TASK STATEMENT: Return each line that holds the word "City".

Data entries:

==============================

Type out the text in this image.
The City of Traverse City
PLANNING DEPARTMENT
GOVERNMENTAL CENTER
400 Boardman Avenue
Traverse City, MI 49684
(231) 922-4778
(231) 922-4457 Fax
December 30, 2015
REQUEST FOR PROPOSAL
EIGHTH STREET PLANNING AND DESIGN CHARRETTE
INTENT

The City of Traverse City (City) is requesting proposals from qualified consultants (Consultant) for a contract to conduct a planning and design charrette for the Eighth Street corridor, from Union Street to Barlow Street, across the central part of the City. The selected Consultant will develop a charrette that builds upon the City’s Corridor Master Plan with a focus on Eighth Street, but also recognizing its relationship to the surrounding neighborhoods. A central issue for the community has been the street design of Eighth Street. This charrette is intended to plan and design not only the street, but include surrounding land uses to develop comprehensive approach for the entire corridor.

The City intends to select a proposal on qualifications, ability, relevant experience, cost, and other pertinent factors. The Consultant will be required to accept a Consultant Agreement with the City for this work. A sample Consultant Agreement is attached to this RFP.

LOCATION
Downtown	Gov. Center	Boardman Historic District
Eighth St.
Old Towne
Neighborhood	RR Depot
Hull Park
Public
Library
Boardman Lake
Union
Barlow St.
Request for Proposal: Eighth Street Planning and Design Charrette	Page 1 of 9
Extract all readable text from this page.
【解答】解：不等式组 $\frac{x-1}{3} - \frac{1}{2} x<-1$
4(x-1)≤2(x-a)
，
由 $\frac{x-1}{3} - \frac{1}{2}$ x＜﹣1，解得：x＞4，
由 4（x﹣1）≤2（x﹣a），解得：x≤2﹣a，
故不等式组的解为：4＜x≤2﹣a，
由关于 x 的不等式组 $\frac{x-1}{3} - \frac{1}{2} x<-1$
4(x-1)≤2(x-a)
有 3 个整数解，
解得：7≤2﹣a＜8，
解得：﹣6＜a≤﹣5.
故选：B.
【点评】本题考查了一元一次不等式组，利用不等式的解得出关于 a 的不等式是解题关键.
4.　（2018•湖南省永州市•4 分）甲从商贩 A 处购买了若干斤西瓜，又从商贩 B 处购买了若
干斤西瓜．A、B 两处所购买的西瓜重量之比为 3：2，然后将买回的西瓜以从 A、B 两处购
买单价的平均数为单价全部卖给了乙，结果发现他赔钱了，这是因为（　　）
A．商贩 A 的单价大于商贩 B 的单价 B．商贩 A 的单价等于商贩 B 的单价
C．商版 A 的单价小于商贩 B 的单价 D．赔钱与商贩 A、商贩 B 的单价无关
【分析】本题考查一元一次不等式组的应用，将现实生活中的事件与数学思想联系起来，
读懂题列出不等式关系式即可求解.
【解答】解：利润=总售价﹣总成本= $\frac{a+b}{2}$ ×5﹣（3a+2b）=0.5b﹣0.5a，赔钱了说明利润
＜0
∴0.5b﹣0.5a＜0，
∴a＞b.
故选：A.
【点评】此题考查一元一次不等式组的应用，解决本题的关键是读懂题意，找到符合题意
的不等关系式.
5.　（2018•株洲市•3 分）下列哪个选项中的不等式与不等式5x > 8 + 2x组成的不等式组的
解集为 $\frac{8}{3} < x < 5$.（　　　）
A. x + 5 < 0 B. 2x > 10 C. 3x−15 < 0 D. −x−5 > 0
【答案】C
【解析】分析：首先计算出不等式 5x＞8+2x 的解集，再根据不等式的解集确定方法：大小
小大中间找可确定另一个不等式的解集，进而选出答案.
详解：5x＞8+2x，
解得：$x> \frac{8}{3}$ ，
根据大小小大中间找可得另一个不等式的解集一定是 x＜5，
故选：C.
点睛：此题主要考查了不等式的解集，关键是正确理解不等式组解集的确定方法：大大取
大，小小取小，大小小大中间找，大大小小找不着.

==============================

COMPLETED TASK:
The City of Traverse City
Traverse City, MI 49684
The City of Traverse City (City) is requesting proposals from qualified consultants (Consultant) for a contract to conduct a planning and design charrette for the Eighth Street corridor, from Union Street to Barlow Street, across the central part of the City. The selected Consultant will develop a charrette that builds upon the City’s Corridor Master Plan with a focus on Eighth Street, but also recognizing its relationship to the surrounding neighborhoods. A central issue for the community has been the street design of Eighth Street. This charrette is intended to plan and design not only the street, but include surrounding land uses to develop comprehensive approach for the entire corridor.
The City intends to select a proposal on qualifications, ability, relevant experience, cost, and other pertinent factors. The Consultant will be required to accept a Consultant Agreement with the City for this work. A sample Consultant Agreement is attached to this RFP.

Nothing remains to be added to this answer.